§ **Consegna**:
Puoi trascrivere alla lettera la parte del brano sulla politica statunitense che comincia con le parole "Una campagna elettorale" e si chiude dopo le parole "in 38 Stati)."?

La crescita però non ha raggiunto tutti gli strati della popolazione lasciando una vasta area di impiego saltuario e sottopagato. L’instabilità e la contrazione degli stipendi hanno prodotto anche la crisi della classe media, ormai senza riparo in un mercato del lavoro aleatorio. Almeno sino a trent’anni fa, la classe media rappresentava il fulcro stabilizzante del Paese, un’immagine di tranquillo benessere, un salvadanaio di valori simbolici che garantiva una larga legittimità al sistema.
Il crescente divario di ricchezza che ha continuato ad accumularsi negli ultimi decenni è avvenuto con la complicità dei democratici. Non è un caso che anche il voto dei ceti meno abbienti si sia progressivamente allontanato dal partito di Kamala Harris.
Una campagna elettorale costruita sulla delegittimazione del contendente (primaria la responsabilità di Donald Trump per la pericolosa violenza verbale) ha l’ulteriore demerito di rivolgersi soltanto a porzioni del Paese con ampie fasce che non si sentono rappresentate né dall’uno né dall’altra (da non sottovalutare, come elemento di disturbo per Harris, la candidata verde Jill Stein che si presenta in 38 Stati).
L’attuale politica statunitense non dispone di progetti credibili per ricomporre il corpo sociale. Non c’è nulla di più distante dall’ambizioso disegno di Great society che si poneva l’obiettivo di “un’incondizionata guerra alla povertà”. Si affrontano singoli temi – l’aborto o le politiche migratorie – come se da soli fossero parte del tutto, talmente hanno assunto un valore identificante.

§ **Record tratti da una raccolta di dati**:
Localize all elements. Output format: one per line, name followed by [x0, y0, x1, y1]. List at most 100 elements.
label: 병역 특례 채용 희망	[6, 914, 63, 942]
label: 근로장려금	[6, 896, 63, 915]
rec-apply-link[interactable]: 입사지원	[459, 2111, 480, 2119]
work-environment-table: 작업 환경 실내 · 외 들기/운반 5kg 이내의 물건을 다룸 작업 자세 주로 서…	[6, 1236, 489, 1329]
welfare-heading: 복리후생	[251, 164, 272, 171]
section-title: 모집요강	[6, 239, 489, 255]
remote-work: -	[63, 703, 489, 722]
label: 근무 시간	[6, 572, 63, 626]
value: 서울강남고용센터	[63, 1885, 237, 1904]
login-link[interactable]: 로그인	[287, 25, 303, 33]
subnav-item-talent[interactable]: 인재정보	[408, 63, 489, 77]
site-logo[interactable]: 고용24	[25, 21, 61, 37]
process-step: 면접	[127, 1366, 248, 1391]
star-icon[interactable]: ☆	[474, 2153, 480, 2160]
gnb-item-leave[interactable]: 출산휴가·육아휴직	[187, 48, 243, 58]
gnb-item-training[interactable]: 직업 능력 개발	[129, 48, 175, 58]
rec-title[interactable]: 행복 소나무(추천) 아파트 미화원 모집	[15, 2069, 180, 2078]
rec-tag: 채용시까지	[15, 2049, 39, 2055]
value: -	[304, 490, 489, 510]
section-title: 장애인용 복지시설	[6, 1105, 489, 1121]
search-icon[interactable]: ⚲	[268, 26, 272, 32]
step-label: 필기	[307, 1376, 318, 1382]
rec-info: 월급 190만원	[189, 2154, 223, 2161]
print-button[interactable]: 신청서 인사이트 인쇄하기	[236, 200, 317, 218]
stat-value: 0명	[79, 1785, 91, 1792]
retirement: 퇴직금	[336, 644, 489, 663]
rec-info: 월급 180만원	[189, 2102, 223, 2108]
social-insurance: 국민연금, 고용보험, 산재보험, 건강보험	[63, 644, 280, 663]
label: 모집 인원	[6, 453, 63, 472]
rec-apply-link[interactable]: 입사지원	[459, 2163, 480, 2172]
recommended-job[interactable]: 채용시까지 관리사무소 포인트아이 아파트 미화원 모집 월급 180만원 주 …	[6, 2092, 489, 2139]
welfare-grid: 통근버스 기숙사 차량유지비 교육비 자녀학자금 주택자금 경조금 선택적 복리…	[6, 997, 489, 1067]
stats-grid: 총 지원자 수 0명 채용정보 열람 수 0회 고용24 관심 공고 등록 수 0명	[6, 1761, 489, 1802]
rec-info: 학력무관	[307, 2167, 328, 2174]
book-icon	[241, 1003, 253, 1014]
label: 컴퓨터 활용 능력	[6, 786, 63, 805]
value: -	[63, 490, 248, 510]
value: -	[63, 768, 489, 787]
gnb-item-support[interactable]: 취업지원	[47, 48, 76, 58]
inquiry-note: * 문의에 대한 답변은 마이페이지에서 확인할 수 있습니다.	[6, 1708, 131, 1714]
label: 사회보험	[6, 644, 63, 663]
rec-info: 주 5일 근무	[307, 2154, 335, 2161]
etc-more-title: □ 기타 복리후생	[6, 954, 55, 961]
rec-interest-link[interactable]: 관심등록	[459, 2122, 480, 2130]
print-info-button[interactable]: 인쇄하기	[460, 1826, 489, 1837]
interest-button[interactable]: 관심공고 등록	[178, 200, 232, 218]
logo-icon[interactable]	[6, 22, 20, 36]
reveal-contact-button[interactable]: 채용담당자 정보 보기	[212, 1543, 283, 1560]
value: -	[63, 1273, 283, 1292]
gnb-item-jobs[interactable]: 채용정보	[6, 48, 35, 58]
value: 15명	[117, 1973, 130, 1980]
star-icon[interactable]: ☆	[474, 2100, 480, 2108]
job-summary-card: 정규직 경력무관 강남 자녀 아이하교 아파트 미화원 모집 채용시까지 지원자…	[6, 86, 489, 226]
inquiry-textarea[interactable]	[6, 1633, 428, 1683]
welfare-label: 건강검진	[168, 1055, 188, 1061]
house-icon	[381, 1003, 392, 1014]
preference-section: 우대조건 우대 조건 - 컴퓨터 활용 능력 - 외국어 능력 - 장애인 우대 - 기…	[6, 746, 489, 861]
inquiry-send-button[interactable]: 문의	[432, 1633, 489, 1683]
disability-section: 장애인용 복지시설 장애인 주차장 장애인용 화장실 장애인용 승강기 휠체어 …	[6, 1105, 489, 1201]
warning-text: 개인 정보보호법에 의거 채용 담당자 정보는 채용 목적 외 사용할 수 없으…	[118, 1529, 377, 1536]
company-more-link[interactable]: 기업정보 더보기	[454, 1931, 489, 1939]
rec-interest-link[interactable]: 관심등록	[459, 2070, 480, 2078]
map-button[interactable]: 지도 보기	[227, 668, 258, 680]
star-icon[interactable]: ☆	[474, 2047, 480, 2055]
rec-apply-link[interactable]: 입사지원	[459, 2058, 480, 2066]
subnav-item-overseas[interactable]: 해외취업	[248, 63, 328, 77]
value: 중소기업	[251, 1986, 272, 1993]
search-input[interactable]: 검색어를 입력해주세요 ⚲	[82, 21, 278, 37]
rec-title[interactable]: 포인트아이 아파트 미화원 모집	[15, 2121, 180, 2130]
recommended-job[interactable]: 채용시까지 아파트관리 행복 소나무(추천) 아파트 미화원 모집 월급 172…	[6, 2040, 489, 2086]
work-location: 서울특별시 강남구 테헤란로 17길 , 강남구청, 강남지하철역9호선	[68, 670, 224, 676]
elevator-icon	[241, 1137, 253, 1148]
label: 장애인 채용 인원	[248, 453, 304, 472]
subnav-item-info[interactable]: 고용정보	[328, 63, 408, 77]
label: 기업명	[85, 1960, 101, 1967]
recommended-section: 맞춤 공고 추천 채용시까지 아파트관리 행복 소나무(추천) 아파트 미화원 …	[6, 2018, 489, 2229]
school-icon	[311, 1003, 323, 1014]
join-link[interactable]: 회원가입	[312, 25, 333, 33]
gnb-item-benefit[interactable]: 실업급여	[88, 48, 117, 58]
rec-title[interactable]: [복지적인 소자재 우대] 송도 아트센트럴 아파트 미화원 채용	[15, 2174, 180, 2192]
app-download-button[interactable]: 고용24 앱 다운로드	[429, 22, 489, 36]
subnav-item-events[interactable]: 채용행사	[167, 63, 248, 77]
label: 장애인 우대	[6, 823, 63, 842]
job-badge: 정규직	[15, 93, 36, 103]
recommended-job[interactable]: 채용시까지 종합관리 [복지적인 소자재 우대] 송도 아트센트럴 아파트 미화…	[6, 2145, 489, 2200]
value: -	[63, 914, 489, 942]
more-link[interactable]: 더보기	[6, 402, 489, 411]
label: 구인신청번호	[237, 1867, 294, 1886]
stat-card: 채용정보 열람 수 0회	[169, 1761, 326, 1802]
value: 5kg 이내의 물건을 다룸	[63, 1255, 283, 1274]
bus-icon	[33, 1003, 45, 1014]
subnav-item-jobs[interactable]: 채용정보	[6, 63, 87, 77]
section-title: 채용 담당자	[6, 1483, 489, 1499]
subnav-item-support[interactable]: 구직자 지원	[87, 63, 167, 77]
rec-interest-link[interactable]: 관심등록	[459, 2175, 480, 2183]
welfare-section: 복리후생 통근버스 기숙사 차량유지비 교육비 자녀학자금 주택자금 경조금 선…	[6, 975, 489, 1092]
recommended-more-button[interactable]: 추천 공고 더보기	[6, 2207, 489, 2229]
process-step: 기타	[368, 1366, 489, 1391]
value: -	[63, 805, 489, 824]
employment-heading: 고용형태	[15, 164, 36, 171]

§ **Risposta all'esercizio**:
Una campagna elettorale costruita sulla delegittimazione del contendente (primaria la responsabilità di Donald Trump per la pericolosa violenza verbale) ha l’ulteriore demerito di rivolgersi soltanto a porzioni del Paese con ampie fasce che non si sentono rappresentate né dall’uno né dall’altra (da non sottovalutare, come elemento di disturbo per Harris, la candidata verde Jill Stein che si presenta in 38 Stati).